** begin SUPPLIED ENTRIES **

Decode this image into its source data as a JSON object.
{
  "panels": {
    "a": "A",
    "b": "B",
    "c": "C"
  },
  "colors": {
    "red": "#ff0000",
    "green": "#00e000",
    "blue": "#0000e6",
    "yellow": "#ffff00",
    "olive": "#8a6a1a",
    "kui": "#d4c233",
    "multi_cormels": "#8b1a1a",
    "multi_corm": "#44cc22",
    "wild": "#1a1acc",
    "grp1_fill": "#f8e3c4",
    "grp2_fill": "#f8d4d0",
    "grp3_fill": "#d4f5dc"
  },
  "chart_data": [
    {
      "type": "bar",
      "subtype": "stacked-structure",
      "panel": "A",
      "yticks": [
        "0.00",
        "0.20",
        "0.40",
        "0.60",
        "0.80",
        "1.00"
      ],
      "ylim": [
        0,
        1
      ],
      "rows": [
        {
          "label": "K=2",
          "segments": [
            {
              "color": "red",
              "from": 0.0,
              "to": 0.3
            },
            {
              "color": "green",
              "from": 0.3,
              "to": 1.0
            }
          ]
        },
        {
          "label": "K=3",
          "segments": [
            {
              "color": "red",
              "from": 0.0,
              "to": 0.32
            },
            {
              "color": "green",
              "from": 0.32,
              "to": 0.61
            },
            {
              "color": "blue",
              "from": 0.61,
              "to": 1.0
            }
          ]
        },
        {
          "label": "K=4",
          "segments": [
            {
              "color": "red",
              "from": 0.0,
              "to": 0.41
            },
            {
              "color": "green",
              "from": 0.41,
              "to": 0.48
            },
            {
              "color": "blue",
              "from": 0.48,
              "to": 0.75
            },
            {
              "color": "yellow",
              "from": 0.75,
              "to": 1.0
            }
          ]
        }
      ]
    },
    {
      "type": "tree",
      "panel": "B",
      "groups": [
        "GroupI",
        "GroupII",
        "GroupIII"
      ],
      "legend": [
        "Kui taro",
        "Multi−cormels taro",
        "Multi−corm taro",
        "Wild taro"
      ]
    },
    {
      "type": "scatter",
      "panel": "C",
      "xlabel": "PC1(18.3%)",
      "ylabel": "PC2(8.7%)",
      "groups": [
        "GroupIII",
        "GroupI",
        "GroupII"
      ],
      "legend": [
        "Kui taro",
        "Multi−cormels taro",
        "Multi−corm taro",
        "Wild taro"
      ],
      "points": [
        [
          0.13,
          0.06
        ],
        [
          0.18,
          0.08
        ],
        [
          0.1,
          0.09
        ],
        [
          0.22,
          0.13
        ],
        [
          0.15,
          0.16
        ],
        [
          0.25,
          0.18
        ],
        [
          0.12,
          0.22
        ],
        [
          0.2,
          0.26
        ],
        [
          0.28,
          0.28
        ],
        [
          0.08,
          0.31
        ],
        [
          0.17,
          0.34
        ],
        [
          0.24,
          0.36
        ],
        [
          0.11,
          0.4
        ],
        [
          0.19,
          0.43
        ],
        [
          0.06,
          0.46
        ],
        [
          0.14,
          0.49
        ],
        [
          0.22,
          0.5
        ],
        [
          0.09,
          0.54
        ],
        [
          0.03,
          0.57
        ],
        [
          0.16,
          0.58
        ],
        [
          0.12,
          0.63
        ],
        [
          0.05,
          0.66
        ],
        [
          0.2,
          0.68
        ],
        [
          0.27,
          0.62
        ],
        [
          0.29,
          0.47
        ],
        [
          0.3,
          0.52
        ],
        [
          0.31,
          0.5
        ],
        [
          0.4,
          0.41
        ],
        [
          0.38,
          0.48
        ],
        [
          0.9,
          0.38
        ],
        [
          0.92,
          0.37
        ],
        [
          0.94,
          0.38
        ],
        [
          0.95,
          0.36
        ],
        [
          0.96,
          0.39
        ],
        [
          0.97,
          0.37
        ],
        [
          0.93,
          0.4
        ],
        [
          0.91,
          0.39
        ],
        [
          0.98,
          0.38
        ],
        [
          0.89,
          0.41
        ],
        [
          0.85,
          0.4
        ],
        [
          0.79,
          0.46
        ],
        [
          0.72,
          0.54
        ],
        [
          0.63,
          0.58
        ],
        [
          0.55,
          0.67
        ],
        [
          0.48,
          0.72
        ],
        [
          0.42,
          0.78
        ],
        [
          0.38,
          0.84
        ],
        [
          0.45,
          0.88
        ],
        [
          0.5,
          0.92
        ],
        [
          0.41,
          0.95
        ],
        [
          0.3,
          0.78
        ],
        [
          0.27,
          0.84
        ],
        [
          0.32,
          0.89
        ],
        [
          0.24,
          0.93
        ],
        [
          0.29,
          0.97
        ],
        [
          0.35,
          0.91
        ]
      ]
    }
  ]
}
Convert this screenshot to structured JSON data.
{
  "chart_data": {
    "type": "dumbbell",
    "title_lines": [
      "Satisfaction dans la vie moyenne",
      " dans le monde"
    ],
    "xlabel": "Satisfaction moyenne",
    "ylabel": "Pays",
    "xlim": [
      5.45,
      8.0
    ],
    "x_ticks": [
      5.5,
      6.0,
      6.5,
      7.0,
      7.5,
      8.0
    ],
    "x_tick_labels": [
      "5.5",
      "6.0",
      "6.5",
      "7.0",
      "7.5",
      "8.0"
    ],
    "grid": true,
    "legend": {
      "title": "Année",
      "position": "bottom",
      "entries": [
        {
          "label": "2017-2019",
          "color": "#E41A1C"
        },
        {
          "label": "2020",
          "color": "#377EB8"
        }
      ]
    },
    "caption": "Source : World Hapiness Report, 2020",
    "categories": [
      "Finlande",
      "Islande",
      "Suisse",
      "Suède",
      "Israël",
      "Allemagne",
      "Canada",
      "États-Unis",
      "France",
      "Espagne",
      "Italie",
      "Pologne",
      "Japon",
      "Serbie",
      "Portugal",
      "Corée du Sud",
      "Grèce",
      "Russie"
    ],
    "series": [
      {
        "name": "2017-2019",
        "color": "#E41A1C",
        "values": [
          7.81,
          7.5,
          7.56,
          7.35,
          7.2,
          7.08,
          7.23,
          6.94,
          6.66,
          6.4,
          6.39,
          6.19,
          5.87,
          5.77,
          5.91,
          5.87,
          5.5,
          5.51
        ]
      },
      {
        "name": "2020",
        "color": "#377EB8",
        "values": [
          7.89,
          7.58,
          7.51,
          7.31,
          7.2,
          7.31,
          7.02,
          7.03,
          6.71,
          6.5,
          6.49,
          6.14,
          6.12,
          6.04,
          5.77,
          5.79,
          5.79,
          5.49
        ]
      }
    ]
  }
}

** end SUPPLIED ENTRIES **

All entries must be repeated verbatim.

Decode this image into its source data as a JSON object.
{
  "panels": {
    "a": "A",
    "b": "B",
    "c": "C"
  },
  "colors": {
    "red": "#ff0000",
    "green": "#00e000",
    "blue": "#0000e6",
    "yellow": "#ffff00",
    "olive": "#8a6a1a",
    "kui": "#d4c233",
    "multi_cormels": "#8b1a1a",
    "multi_corm": "#44cc22",
    "wild": "#1a1acc",
    "grp1_fill": "#f8e3c4",
    "grp2_fill": "#f8d4d0",
    "grp3_fill": "#d4f5dc"
  },
  "chart_data": [
    {
      "type": "bar",
      "subtype": "stacked-structure",
      "panel": "A",
      "yticks": [
        "0.00",
        "0.20",
        "0.40",
        "0.60",
        "0.80",
        "1.00"
      ],
      "ylim": [
        0,
        1
      ],
      "rows": [
        {
          "label": "K=2",
          "segments": [
            {
              "color": "red",
              "from": 0.0,
              "to": 0.3
            },
            {
              "color": "green",
              "from": 0.3,
              "to": 1.0
            }
          ]
        },
        {
          "label": "K=3",
          "segments": [
            {
              "color": "red",
              "from": 0.0,
              "to": 0.32
            },
            {
              "color": "green",
              "from": 0.32,
              "to": 0.61
            },
            {
              "color": "blue",
              "from": 0.61,
              "to": 1.0
            }
          ]
        },
        {
          "label": "K=4",
          "segments": [
            {
              "color": "red",
              "from": 0.0,
              "to": 0.41
            },
            {
              "color": "green",
              "from": 0.41,
              "to": 0.48
            },
            {
              "color": "blue",
              "from": 0.48,
              "to": 0.75
            },
            {
              "color": "yellow",
              "from": 0.75,
              "to": 1.0
            }
          ]
        }
      ]
    },
    {
      "type": "tree",
      "panel": "B",
      "groups": [
        "GroupI",
        "GroupII",
        "GroupIII"
      ],
      "legend": [
        "Kui taro",
        "Multi−cormels taro",
        "Multi−corm taro",
        "Wild taro"
      ]
    },
    {
      "type": "scatter",
      "panel": "C",
      "xlabel": "PC1(18.3%)",
      "ylabel": "PC2(8.7%)",
      "groups": [
        "GroupIII",
        "GroupI",
        "GroupII"
      ],
      "legend": [
        "Kui taro",
        "Multi−cormels taro",
        "Multi−corm taro",
        "Wild taro"
      ],
      "points": [
        [
          0.13,
          0.06
        ],
        [
          0.18,
          0.08
        ],
        [
          0.1,
          0.09
        ],
        [
          0.22,
          0.13
        ],
        [
          0.15,
          0.16
        ],
        [
          0.25,
          0.18
        ],
        [
          0.12,
          0.22
        ],
        [
          0.2,
          0.26
        ],
        [
          0.28,
          0.28
        ],
        [
          0.08,
          0.31
        ],
        [
          0.17,
          0.34
        ],
        [
          0.24,
          0.36
        ],
        [
          0.11,
          0.4
        ],
        [
          0.19,
          0.43
        ],
        [
          0.06,
          0.46
        ],
        [
          0.14,
          0.49
        ],
        [
          0.22,
          0.5
        ],
        [
          0.09,
          0.54
        ],
        [
          0.03,
          0.57
        ],
        [
          0.16,
          0.58
        ],
        [
          0.12,
          0.63
        ],
        [
          0.05,
          0.66
        ],
        [
          0.2,
          0.68
        ],
        [
          0.27,
          0.62
        ],
        [
          0.29,
          0.47
        ],
        [
          0.3,
          0.52
        ],
        [
          0.31,
          0.5
        ],
        [
          0.4,
          0.41
        ],
        [
          0.38,
          0.48
        ],
        [
          0.9,
          0.38
        ],
        [
          0.92,
          0.37
        ],
        [
          0.94,
          0.38
        ],
        [
          0.95,
          0.36
        ],
        [
          0.96,
          0.39
        ],
        [
          0.97,
          0.37
        ],
        [
          0.93,
          0.4
        ],
        [
          0.91,
          0.39
        ],
        [
          0.98,
          0.38
        ],
        [
          0.89,
          0.41
        ],
        [
          0.85,
          0.4
        ],
        [
          0.79,
          0.46
        ],
        [
          0.72,
          0.54
        ],
        [
          0.63,
          0.58
        ],
        [
          0.55,
          0.67
        ],
        [
          0.48,
          0.72
        ],
        [
          0.42,
          0.78
        ],
        [
          0.38,
          0.84
        ],
        [
          0.45,
          0.88
        ],
        [
          0.5,
          0.92
        ],
        [
          0.41,
          0.95
        ],
        [
          0.3,
          0.78
        ],
        [
          0.27,
          0.84
        ],
        [
          0.32,
          0.89
        ],
        [
          0.24,
          0.93
        ],
        [
          0.29,
          0.97
        ],
        [
          0.35,
          0.91
        ]
      ]
    }
  ]
}
Convert this screenshot to structured JSON data.
{
  "chart_data": {
    "type": "dumbbell",
    "title_lines": [
      "Satisfaction dans la vie moyenne",
      " dans le monde"
    ],
    "xlabel": "Satisfaction moyenne",
    "ylabel": "Pays",
    "xlim": [
      5.45,
      8.0
    ],
    "x_ticks": [
      5.5,
      6.0,
      6.5,
      7.0,
      7.5,
      8.0
    ],
    "x_tick_labels": [
      "5.5",
      "6.0",
      "6.5",
      "7.0",
      "7.5",
      "8.0"
    ],
    "grid": true,
    "legend": {
      "title": "Année",
      "position": "bottom",
      "entries": [
        {
          "label": "2017-2019",
          "color": "#E41A1C"
        },
        {
          "label": "2020",
          "color": "#377EB8"
        }
      ]
    },
    "caption": "Source : World Hapiness Report, 2020",
    "categories": [
      "Finlande",
      "Islande",
      "Suisse",
      "Suède",
      "Israël",
      "Allemagne",
      "Canada",
      "États-Unis",
      "France",
      "Espagne",
      "Italie",
      "Pologne",
      "Japon",
      "Serbie",
      "Portugal",
      "Corée du Sud",
      "Grèce",
      "Russie"
    ],
    "series": [
      {
        "name": "2017-2019",
        "color": "#E41A1C",
        "values": [
          7.81,
          7.5,
          7.56,
          7.35,
          7.2,
          7.08,
          7.23,
          6.94,
          6.66,
          6.4,
          6.39,
          6.19,
          5.87,
          5.77,
          5.91,
          5.87,
          5.5,
          5.51
        ]
      },
      {
        "name": "2020",
        "color": "#377EB8",
        "values": [
          7.89,
          7.58,
          7.51,
          7.31,
          7.2,
          7.31,
          7.02,
          7.03,
          6.71,
          6.5,
          6.49,
          6.14,
          6.12,
          6.04,
          5.77,
          5.79,
          5.79,
          5.49
        ]
      }
    ]
  }
}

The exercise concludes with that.